§ **WRITTEN PROBLEM**
Locate each line holding the string "schedule" and copy it.

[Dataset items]
[BEGIN]

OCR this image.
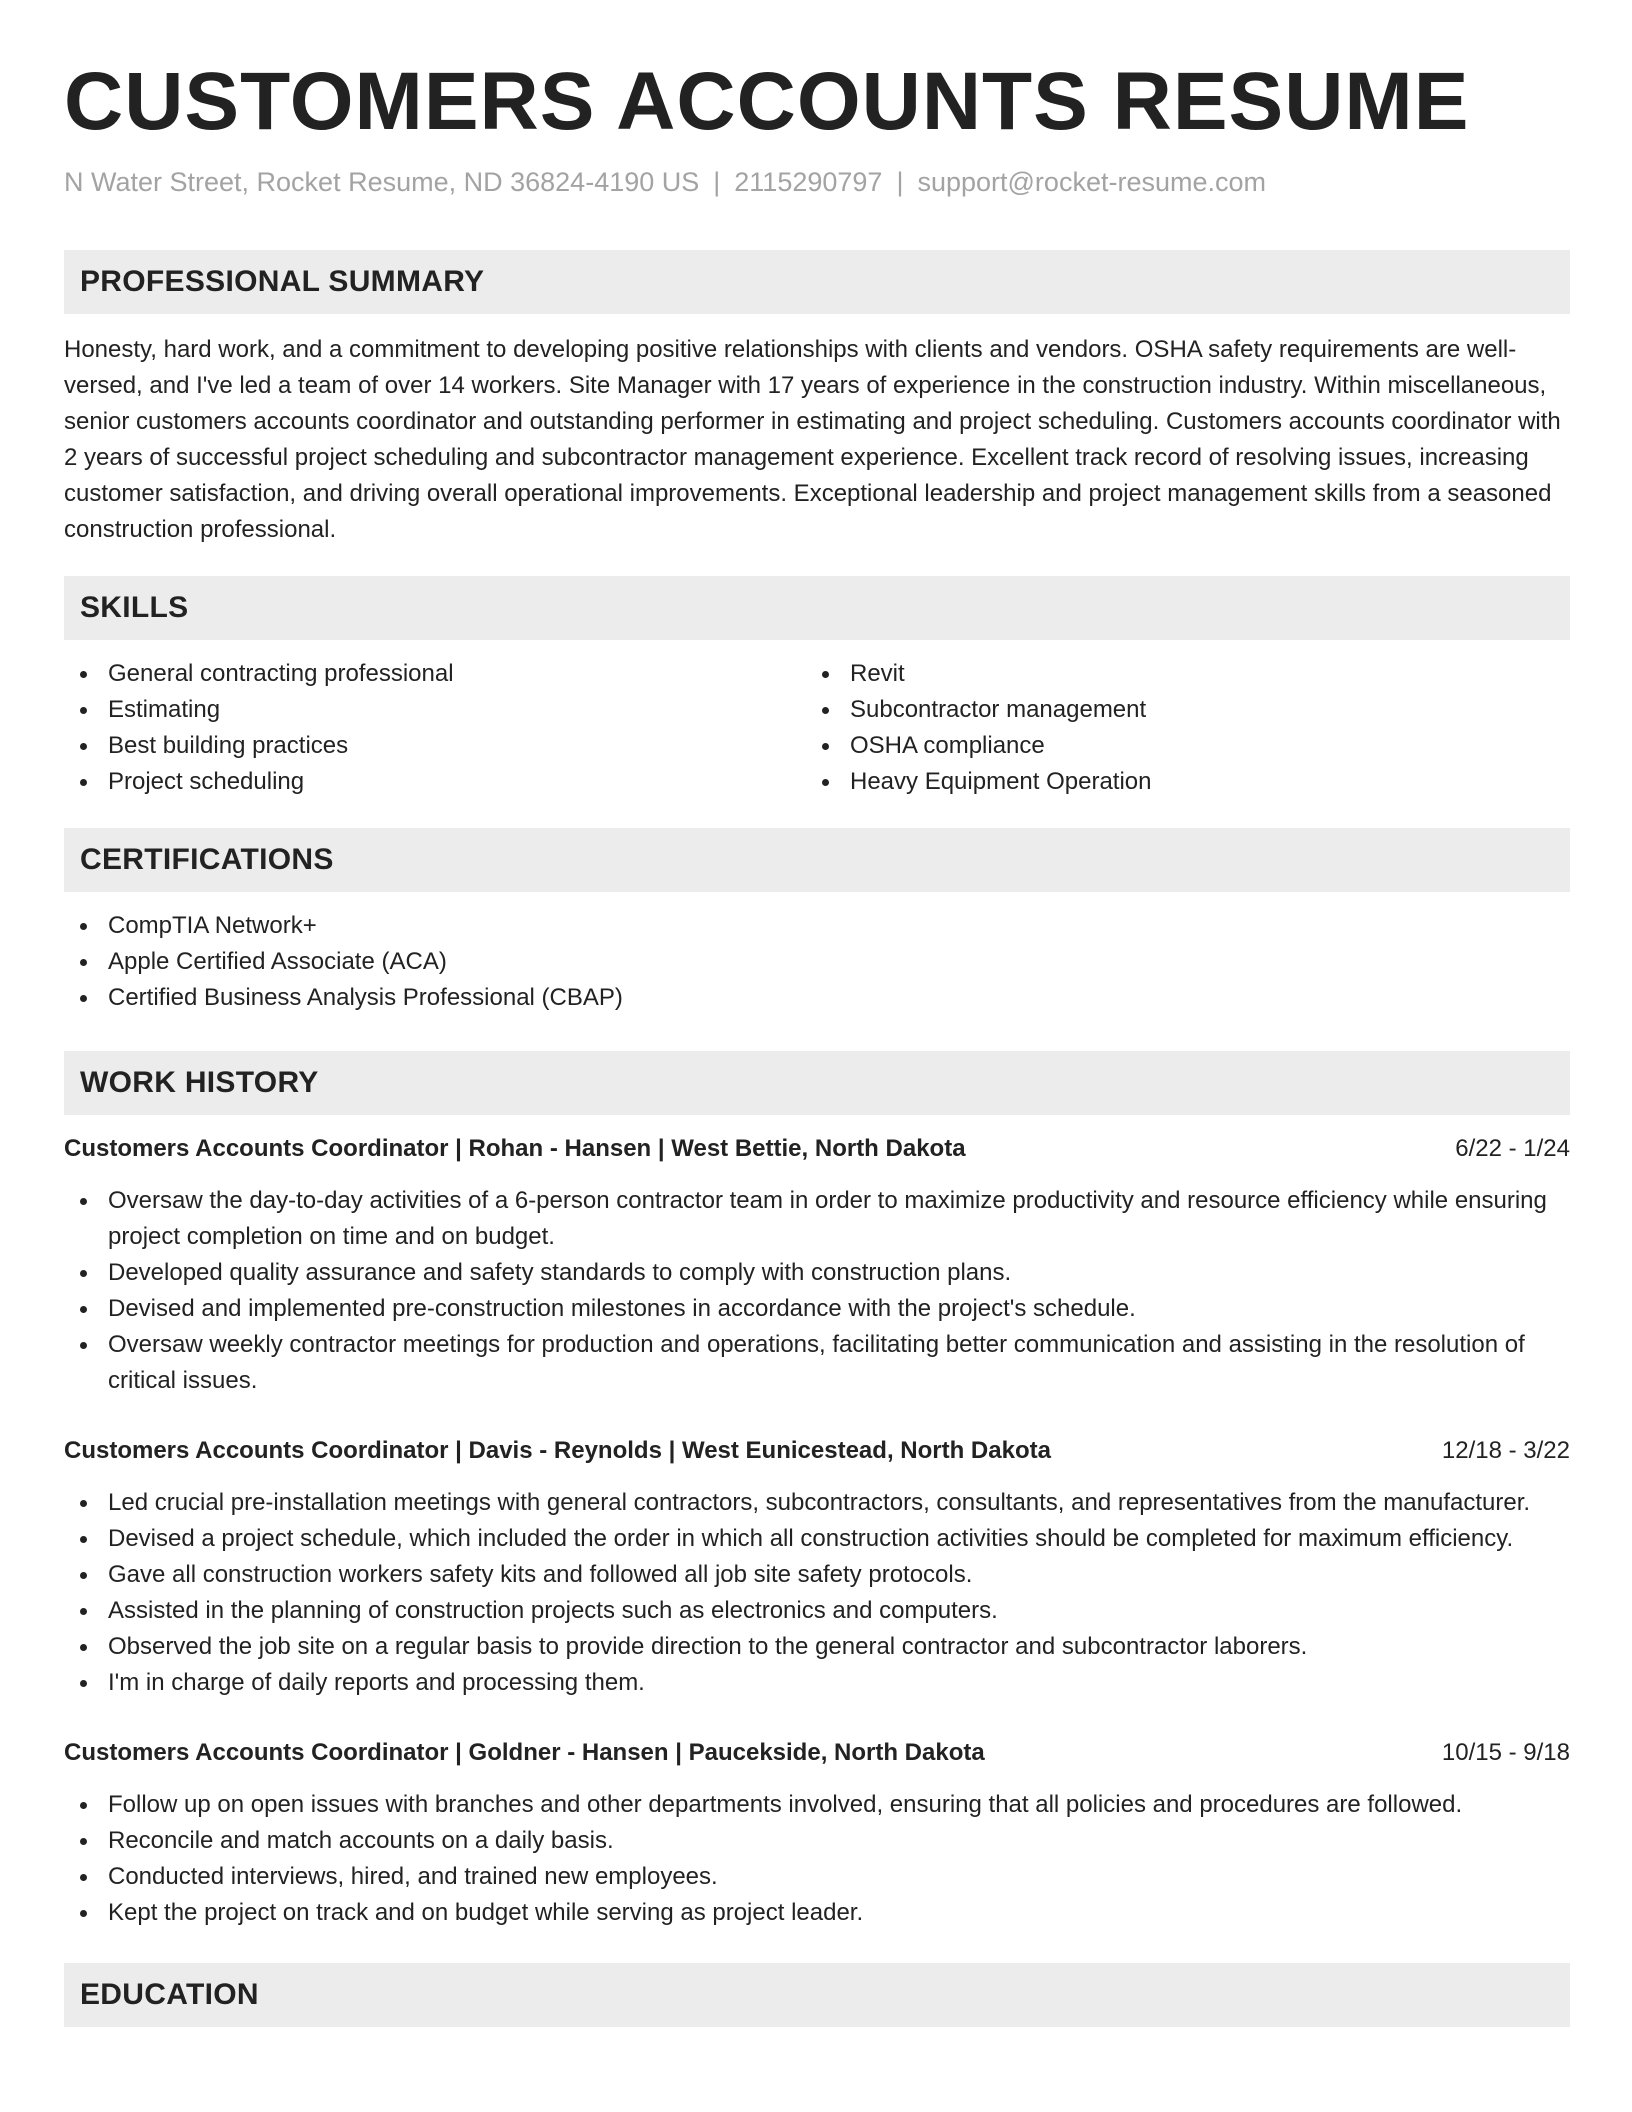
CUSTOMERS ACCOUNTS RESUME
N Water Street, Rocket Resume, ND 36824-4190 US | 2115290797 | support@rocket-resume.com
PROFESSIONAL SUMMARY

Honesty, hard work, and a commitment to developing positive relationships with clients and vendors. OSHA safety requirements are well-versed, and I've led a team of over 14 workers. Site Manager with 17 years of experience in the construction industry. Within miscellaneous, senior customers accounts coordinator and outstanding performer in estimating and project scheduling. Customers accounts coordinator with 2 years of successful project scheduling and subcontractor management experience. Excellent track record of resolving issues, increasing customer satisfaction, and driving overall operational improvements. Exceptional leadership and project management skills from a seasoned construction professional.

SKILLS
General contracting professional
Estimating
Best building practices
Project scheduling
Revit
Subcontractor management
OSHA compliance
Heavy Equipment Operation
CERTIFICATIONS
CompTIA Network+
Apple Certified Associate (ACA)
Certified Business Analysis Professional (CBAP)
WORK HISTORY
Customers Accounts Coordinator | Rohan - Hansen | West Bettie, North Dakota	6/22 - 1/24
Oversaw the day-to-day activities of a 6-person contractor team in order to maximize productivity and resource efficiency while ensuring project completion on time and on budget.
Developed quality assurance and safety standards to comply with construction plans.
Devised and implemented pre-construction milestones in accordance with the project's schedule.
Oversaw weekly contractor meetings for production and operations, facilitating better communication and assisting in the resolution of critical issues.
Customers Accounts Coordinator | Davis - Reynolds | West Eunicestead, North Dakota	12/18 - 3/22
Led crucial pre-installation meetings with general contractors, subcontractors, consultants, and representatives from the manufacturer.
Devised a project schedule, which included the order in which all construction activities should be completed for maximum efficiency.
Gave all construction workers safety kits and followed all job site safety protocols.
Assisted in the planning of construction projects such as electronics and computers.
Observed the job site on a regular basis to provide direction to the general contractor and subcontractor laborers.
I'm in charge of daily reports and processing them.
Customers Accounts Coordinator | Goldner - Hansen | Paucekside, North Dakota	10/15 - 9/18
Follow up on open issues with branches and other departments involved, ensuring that all policies and procedures are followed.
Reconcile and match accounts on a daily basis.
Conducted interviews, hired, and trained new employees.
Kept the project on track and on budget while serving as project leader.
EDUCATION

[END]

§ **ANSWER**
Devised and implemented pre-construction milestones in accordance with the project's schedule.
Devised a project schedule, which included the order in which all construction activities should be completed for maximum efficiency.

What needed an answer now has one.